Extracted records
#####
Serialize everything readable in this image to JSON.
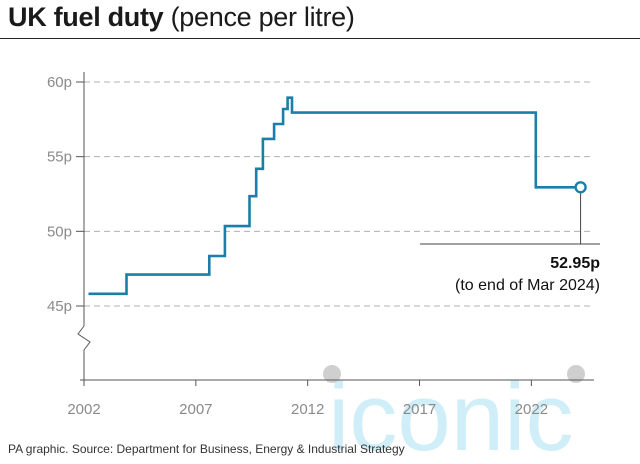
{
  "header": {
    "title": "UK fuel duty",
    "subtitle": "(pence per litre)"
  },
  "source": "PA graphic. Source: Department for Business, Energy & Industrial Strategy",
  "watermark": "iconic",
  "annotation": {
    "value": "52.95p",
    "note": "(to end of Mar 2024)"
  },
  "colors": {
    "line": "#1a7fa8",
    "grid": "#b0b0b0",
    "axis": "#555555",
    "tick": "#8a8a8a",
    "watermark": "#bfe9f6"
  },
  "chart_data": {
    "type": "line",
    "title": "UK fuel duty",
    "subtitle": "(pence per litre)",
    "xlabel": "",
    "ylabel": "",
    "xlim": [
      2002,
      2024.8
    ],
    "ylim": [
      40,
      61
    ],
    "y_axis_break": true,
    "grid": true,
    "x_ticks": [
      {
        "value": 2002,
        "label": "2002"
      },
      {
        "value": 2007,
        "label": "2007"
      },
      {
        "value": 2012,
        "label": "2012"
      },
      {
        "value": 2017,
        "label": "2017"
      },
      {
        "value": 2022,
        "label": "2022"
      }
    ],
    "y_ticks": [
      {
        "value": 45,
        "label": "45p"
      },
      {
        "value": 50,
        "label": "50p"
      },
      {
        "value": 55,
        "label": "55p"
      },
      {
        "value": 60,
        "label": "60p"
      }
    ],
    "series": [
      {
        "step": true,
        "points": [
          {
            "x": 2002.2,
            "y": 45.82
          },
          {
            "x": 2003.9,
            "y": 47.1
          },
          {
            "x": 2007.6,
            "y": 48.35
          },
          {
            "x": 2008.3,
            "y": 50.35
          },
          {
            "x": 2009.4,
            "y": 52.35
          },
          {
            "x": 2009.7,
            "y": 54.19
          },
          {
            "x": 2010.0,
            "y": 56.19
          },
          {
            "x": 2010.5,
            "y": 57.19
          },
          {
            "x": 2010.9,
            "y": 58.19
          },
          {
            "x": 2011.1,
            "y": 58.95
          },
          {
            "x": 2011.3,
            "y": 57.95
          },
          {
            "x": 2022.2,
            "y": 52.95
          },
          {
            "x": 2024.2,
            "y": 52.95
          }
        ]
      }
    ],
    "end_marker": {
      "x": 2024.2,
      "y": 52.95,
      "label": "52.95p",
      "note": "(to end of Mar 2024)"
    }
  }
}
#####
Problem to work on => Omit the pictures and reproduce the listing exactly.

Answer to this task =>
Serialize everything readable in this image to JSON.
{
  "header": {
    "title": "UK fuel duty",
    "subtitle": "(pence per litre)"
  },
  "source": "PA graphic. Source: Department for Business, Energy & Industrial Strategy",
  "watermark": "iconic",
  "annotation": {
    "value": "52.95p",
    "note": "(to end of Mar 2024)"
  },
  "colors": {
    "line": "#1a7fa8",
    "grid": "#b0b0b0",
    "axis": "#555555",
    "tick": "#8a8a8a",
    "watermark": "#bfe9f6"
  },
  "chart_data": {
    "type": "line",
    "title": "UK fuel duty",
    "subtitle": "(pence per litre)",
    "xlabel": "",
    "ylabel": "",
    "xlim": [
      2002,
      2024.8
    ],
    "ylim": [
      40,
      61
    ],
    "y_axis_break": true,
    "grid": true,
    "x_ticks": [
      {
        "value": 2002,
        "label": "2002"
      },
      {
        "value": 2007,
        "label": "2007"
      },
      {
        "value": 2012,
        "label": "2012"
      },
      {
        "value": 2017,
        "label": "2017"
      },
      {
        "value": 2022,
        "label": "2022"
      }
    ],
    "y_ticks": [
      {
        "value": 45,
        "label": "45p"
      },
      {
        "value": 50,
        "label": "50p"
      },
      {
        "value": 55,
        "label": "55p"
      },
      {
        "value": 60,
        "label": "60p"
      }
    ],
    "series": [
      {
        "step": true,
        "points": [
          {
            "x": 2002.2,
            "y": 45.82
          },
          {
            "x": 2003.9,
            "y": 47.1
          },
          {
            "x": 2007.6,
            "y": 48.35
          },
          {
            "x": 2008.3,
            "y": 50.35
          },
          {
            "x": 2009.4,
            "y": 52.35
          },
          {
            "x": 2009.7,
            "y": 54.19
          },
          {
            "x": 2010.0,
            "y": 56.19
          },
          {
            "x": 2010.5,
            "y": 57.19
          },
          {
            "x": 2010.9,
            "y": 58.19
          },
          {
            "x": 2011.1,
            "y": 58.95
          },
          {
            "x": 2011.3,
            "y": 57.95
          },
          {
            "x": 2022.2,
            "y": 52.95
          },
          {
            "x": 2024.2,
            "y": 52.95
          }
        ]
      }
    ],
    "end_marker": {
      "x": 2024.2,
      "y": 52.95,
      "label": "52.95p",
      "note": "(to end of Mar 2024)"
    }
  }
}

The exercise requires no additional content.